_The problem_:
Take every line from the material that has the word "Louise" in it.

_Data excerpts_:

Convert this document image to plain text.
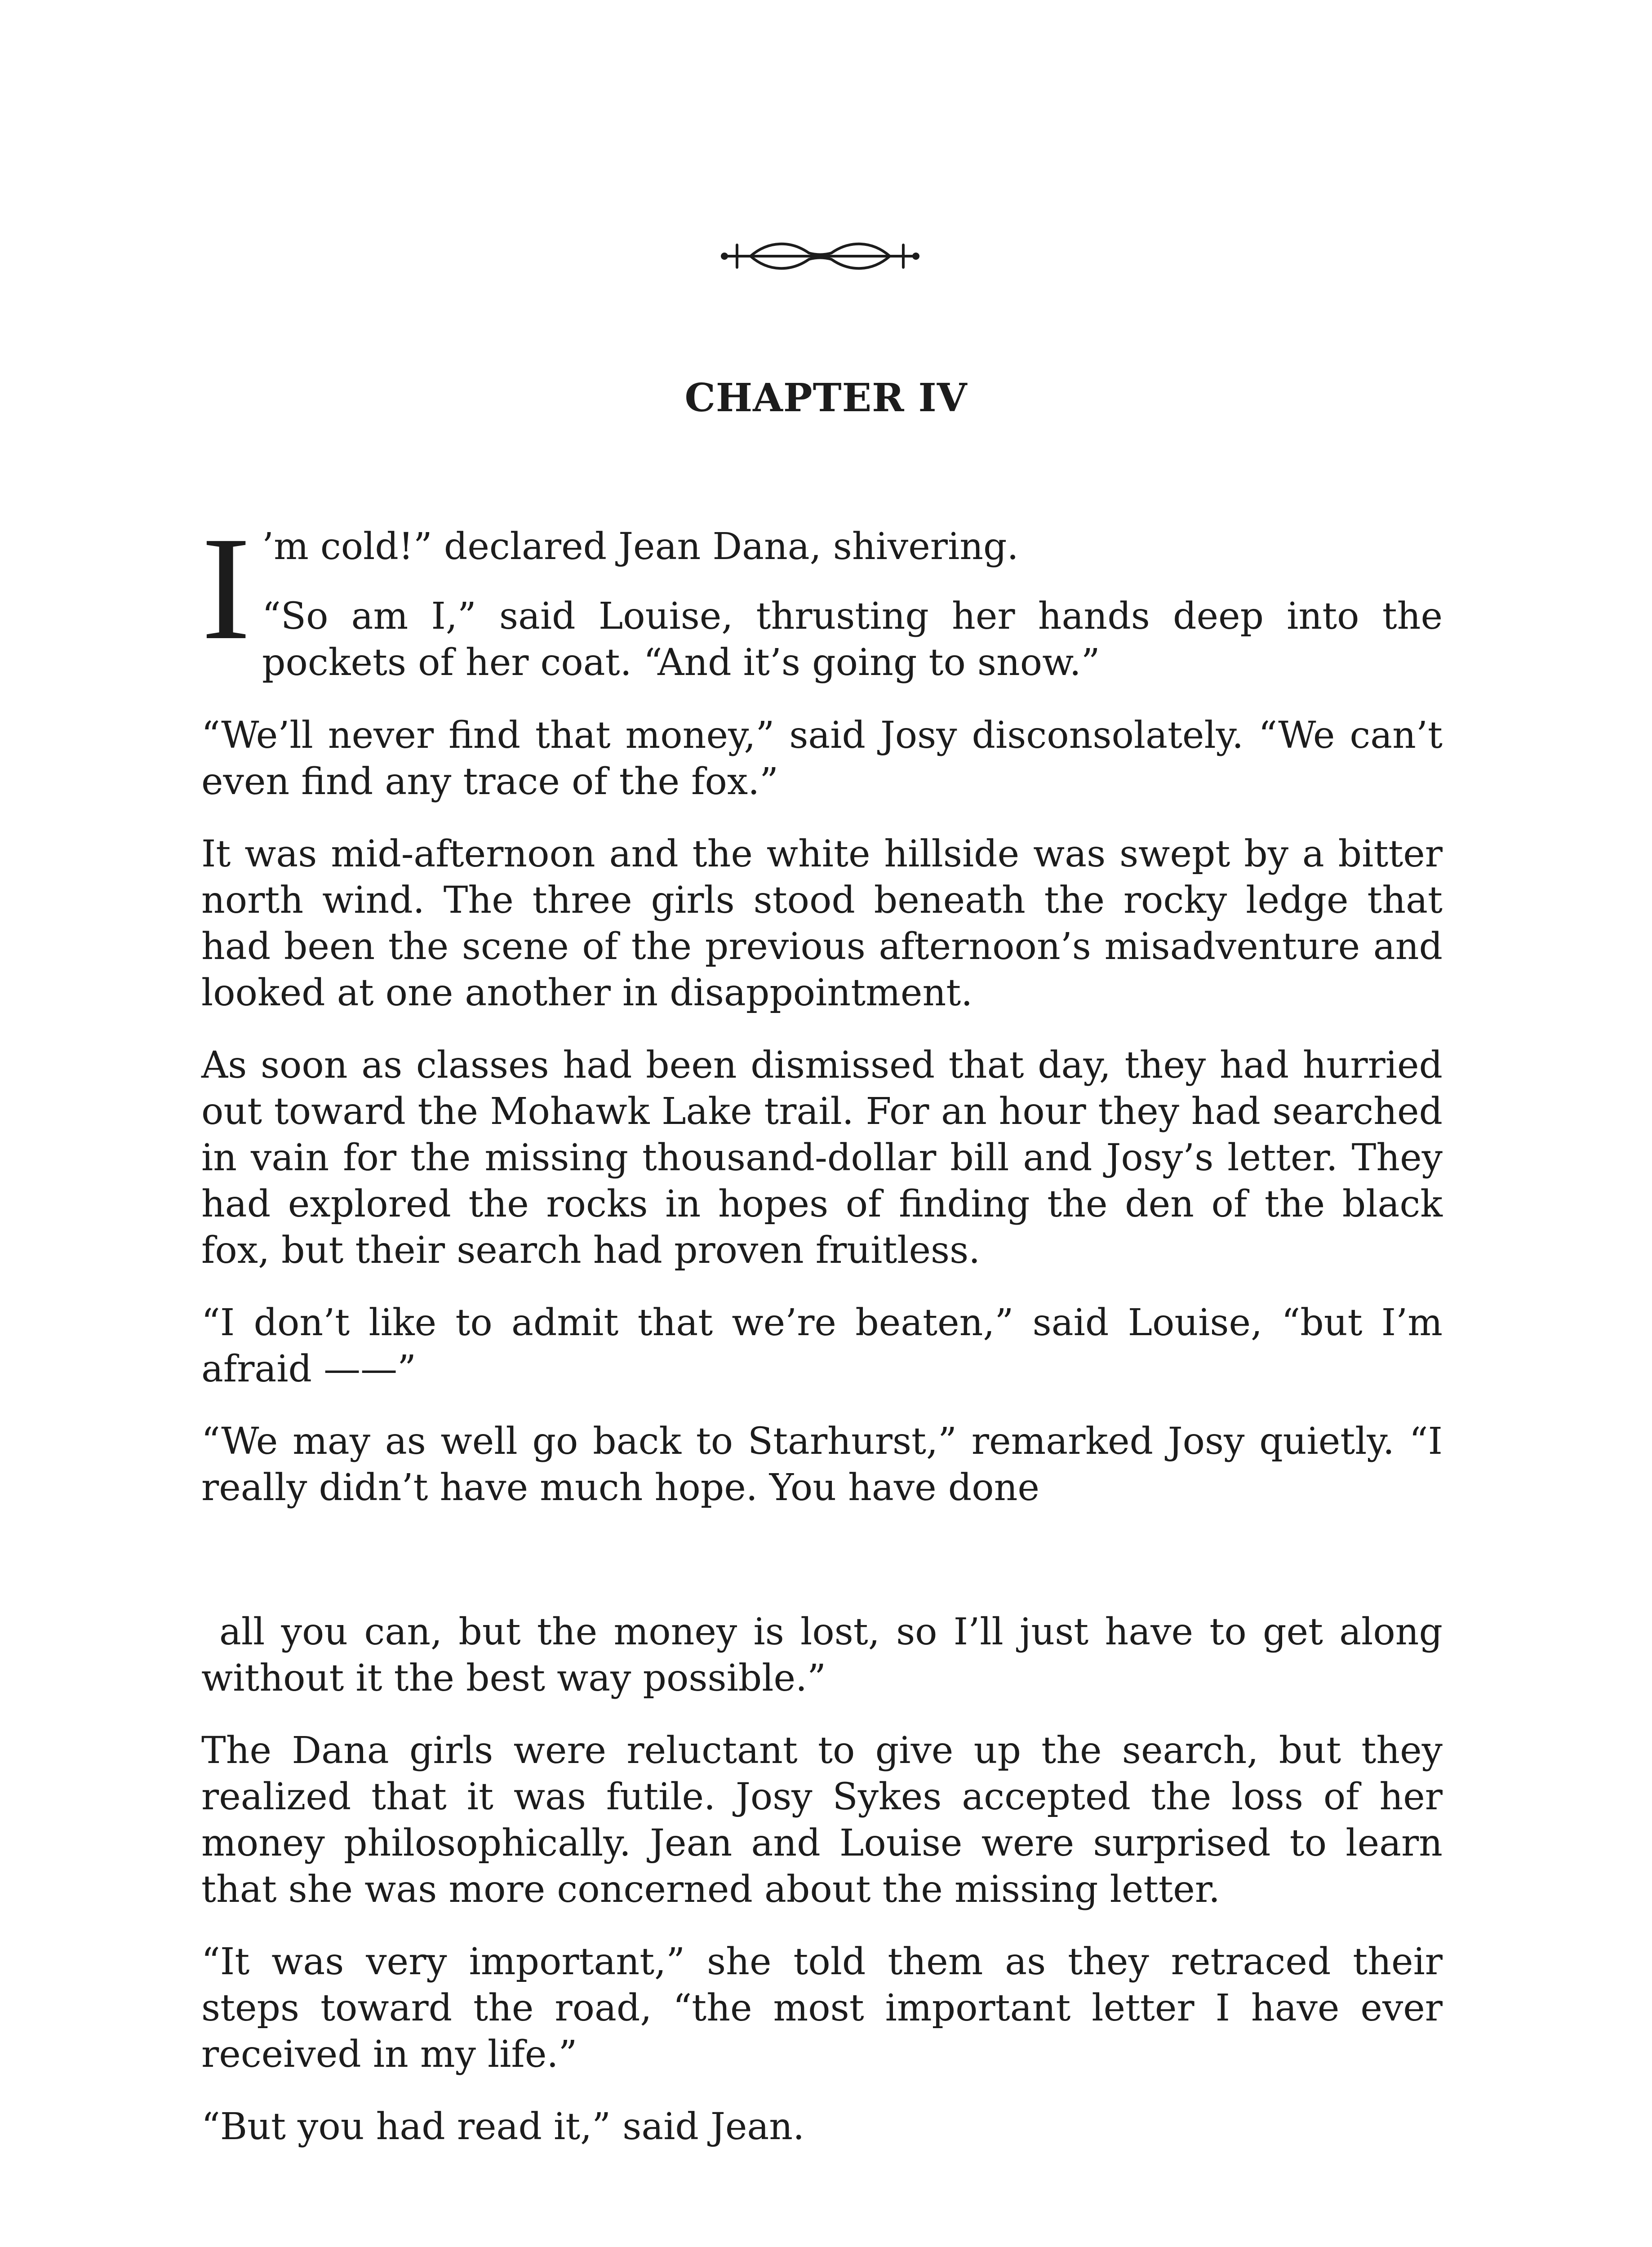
CHAPTER IV
I ’m cold!” declared Jean Dana, shivering.

“So am I,” said Louise, thrusting her hands deep into the pockets of her coat. “And it’s going to snow.”

“We’ll never find that money,” said Josy disconsolately. “We can’t even find any trace of the fox.”

It was mid-afternoon and the white hillside was swept by a bitter north wind. The three girls stood beneath the rocky ledge that had been the scene of the previous afternoon’s misadventure and looked at one another in disappointment.

As soon as classes had been dismissed that day, they had hurried out toward the Mohawk Lake trail. For an hour they had searched in vain for the missing thousand-dollar bill and Josy’s letter. They had explored the rocks in hopes of finding the den of the black fox, but their search had proven fruitless.

“I don’t like to admit that we’re beaten,” said Louise, “but I’m afraid ——”

“We may as well go back to Starhurst,” remarked Josy quietly. “I really didn’t have much hope. You have done

all you can, but the money is lost, so I’ll just have to get along without it the best way possible.”

The Dana girls were reluctant to give up the search, but they realized that it was futile. Josy Sykes accepted the loss of her money philosophically. Jean and Louise were surprised to learn that she was more concerned about the missing letter.

“It was very important,” she told them as they retraced their steps toward the road, “the most important letter I have ever received in my life.”

“But you had read it,” said Jean.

_Response to this task_:
“So am I,” said Louise, thrusting her hands deep into the pockets of her coat. “And it’s going to snow.”
“I don’t like to admit that we’re beaten,” said Louise, “but I’m afraid ——”
The Dana girls were reluctant to give up the search, but they realized that it was futile. Josy Sykes accepted the loss of her money philosophically. Jean and Louise were surprised to learn that she was more concerned about the missing letter.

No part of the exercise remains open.